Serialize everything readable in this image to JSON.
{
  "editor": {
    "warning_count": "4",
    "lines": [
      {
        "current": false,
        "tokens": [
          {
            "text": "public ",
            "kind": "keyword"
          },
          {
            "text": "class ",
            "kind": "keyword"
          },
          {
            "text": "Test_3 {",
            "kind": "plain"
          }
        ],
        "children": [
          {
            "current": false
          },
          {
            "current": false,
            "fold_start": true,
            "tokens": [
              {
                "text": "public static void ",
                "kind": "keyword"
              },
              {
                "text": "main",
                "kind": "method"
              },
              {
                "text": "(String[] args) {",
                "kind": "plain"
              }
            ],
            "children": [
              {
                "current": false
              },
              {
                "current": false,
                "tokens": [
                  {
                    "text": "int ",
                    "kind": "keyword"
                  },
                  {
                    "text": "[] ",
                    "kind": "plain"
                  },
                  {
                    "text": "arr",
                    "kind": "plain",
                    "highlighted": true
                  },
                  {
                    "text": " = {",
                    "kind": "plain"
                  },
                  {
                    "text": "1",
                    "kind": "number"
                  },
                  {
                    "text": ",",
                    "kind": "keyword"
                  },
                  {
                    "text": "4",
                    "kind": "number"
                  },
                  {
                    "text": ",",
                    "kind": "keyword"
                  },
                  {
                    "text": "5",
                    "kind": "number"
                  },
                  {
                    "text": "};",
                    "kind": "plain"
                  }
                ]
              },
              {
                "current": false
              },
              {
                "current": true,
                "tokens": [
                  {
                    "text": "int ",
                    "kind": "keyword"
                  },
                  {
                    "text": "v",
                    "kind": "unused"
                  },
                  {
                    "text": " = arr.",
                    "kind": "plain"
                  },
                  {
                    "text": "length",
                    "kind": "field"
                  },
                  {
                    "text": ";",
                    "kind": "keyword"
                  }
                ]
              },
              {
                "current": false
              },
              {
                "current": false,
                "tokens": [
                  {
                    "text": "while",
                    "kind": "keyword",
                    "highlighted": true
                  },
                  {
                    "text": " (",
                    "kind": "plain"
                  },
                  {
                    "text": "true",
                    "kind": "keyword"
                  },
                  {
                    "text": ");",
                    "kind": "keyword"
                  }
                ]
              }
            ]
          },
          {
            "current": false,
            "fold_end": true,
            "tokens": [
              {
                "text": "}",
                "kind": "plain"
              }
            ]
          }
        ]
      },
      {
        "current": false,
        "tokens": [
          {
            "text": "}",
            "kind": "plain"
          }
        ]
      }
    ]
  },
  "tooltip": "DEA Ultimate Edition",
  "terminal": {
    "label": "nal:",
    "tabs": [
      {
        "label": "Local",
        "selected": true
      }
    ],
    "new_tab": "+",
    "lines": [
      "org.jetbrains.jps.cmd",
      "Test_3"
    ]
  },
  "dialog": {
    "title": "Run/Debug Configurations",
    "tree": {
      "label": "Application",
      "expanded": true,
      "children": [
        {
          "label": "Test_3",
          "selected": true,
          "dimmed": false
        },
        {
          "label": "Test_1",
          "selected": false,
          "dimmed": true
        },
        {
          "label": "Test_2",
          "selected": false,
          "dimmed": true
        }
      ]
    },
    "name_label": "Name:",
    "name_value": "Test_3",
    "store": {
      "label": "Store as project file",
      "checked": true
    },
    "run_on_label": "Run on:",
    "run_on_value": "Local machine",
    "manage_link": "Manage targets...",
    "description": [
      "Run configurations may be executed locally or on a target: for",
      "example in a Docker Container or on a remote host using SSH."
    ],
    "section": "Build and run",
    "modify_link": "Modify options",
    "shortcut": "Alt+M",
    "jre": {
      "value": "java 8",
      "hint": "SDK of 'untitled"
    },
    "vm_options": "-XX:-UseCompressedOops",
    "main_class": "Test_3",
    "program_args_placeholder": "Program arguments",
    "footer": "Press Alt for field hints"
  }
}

▶ [What you should do]
Could you reproduce every record above exactly as it appears?

▶ [Response]
Serialize everything readable in this image to JSON.
{
  "editor": {
    "warning_count": "4",
    "lines": [
      {
        "current": false,
        "tokens": [
          {
            "text": "public ",
            "kind": "keyword"
          },
          {
            "text": "class ",
            "kind": "keyword"
          },
          {
            "text": "Test_3 {",
            "kind": "plain"
          }
        ],
        "children": [
          {
            "current": false
          },
          {
            "current": false,
            "fold_start": true,
            "tokens": [
              {
                "text": "public static void ",
                "kind": "keyword"
              },
              {
                "text": "main",
                "kind": "method"
              },
              {
                "text": "(String[] args) {",
                "kind": "plain"
              }
            ],
            "children": [
              {
                "current": false
              },
              {
                "current": false,
                "tokens": [
                  {
                    "text": "int ",
                    "kind": "keyword"
                  },
                  {
                    "text": "[] ",
                    "kind": "plain"
                  },
                  {
                    "text": "arr",
                    "kind": "plain",
                    "highlighted": true
                  },
                  {
                    "text": " = {",
                    "kind": "plain"
                  },
                  {
                    "text": "1",
                    "kind": "number"
                  },
                  {
                    "text": ",",
                    "kind": "keyword"
                  },
                  {
                    "text": "4",
                    "kind": "number"
                  },
                  {
                    "text": ",",
                    "kind": "keyword"
                  },
                  {
                    "text": "5",
                    "kind": "number"
                  },
                  {
                    "text": "};",
                    "kind": "plain"
                  }
                ]
              },
              {
                "current": false
              },
              {
                "current": true,
                "tokens": [
                  {
                    "text": "int ",
                    "kind": "keyword"
                  },
                  {
                    "text": "v",
                    "kind": "unused"
                  },
                  {
                    "text": " = arr.",
                    "kind": "plain"
                  },
                  {
                    "text": "length",
                    "kind": "field"
                  },
                  {
                    "text": ";",
                    "kind": "keyword"
                  }
                ]
              },
              {
                "current": false
              },
              {
                "current": false,
                "tokens": [
                  {
                    "text": "while",
                    "kind": "keyword",
                    "highlighted": true
                  },
                  {
                    "text": " (",
                    "kind": "plain"
                  },
                  {
                    "text": "true",
                    "kind": "keyword"
                  },
                  {
                    "text": ");",
                    "kind": "keyword"
                  }
                ]
              }
            ]
          },
          {
            "current": false,
            "fold_end": true,
            "tokens": [
              {
                "text": "}",
                "kind": "plain"
              }
            ]
          }
        ]
      },
      {
        "current": false,
        "tokens": [
          {
            "text": "}",
            "kind": "plain"
          }
        ]
      }
    ]
  },
  "tooltip": "DEA Ultimate Edition",
  "terminal": {
    "label": "nal:",
    "tabs": [
      {
        "label": "Local",
        "selected": true
      }
    ],
    "new_tab": "+",
    "lines": [
      "org.jetbrains.jps.cmd",
      "Test_3"
    ]
  },
  "dialog": {
    "title": "Run/Debug Configurations",
    "tree": {
      "label": "Application",
      "expanded": true,
      "children": [
        {
          "label": "Test_3",
          "selected": true,
          "dimmed": false
        },
        {
          "label": "Test_1",
          "selected": false,
          "dimmed": true
        },
        {
          "label": "Test_2",
          "selected": false,
          "dimmed": true
        }
      ]
    },
    "name_label": "Name:",
    "name_value": "Test_3",
    "store": {
      "label": "Store as project file",
      "checked": true
    },
    "run_on_label": "Run on:",
    "run_on_value": "Local machine",
    "manage_link": "Manage targets...",
    "description": [
      "Run configurations may be executed locally or on a target: for",
      "example in a Docker Container or on a remote host using SSH."
    ],
    "section": "Build and run",
    "modify_link": "Modify options",
    "shortcut": "Alt+M",
    "jre": {
      "value": "java 8",
      "hint": "SDK of 'untitled"
    },
    "vm_options": "-XX:-UseCompressedOops",
    "main_class": "Test_3",
    "program_args_placeholder": "Program arguments",
    "footer": "Press Alt for field hints"
  }
}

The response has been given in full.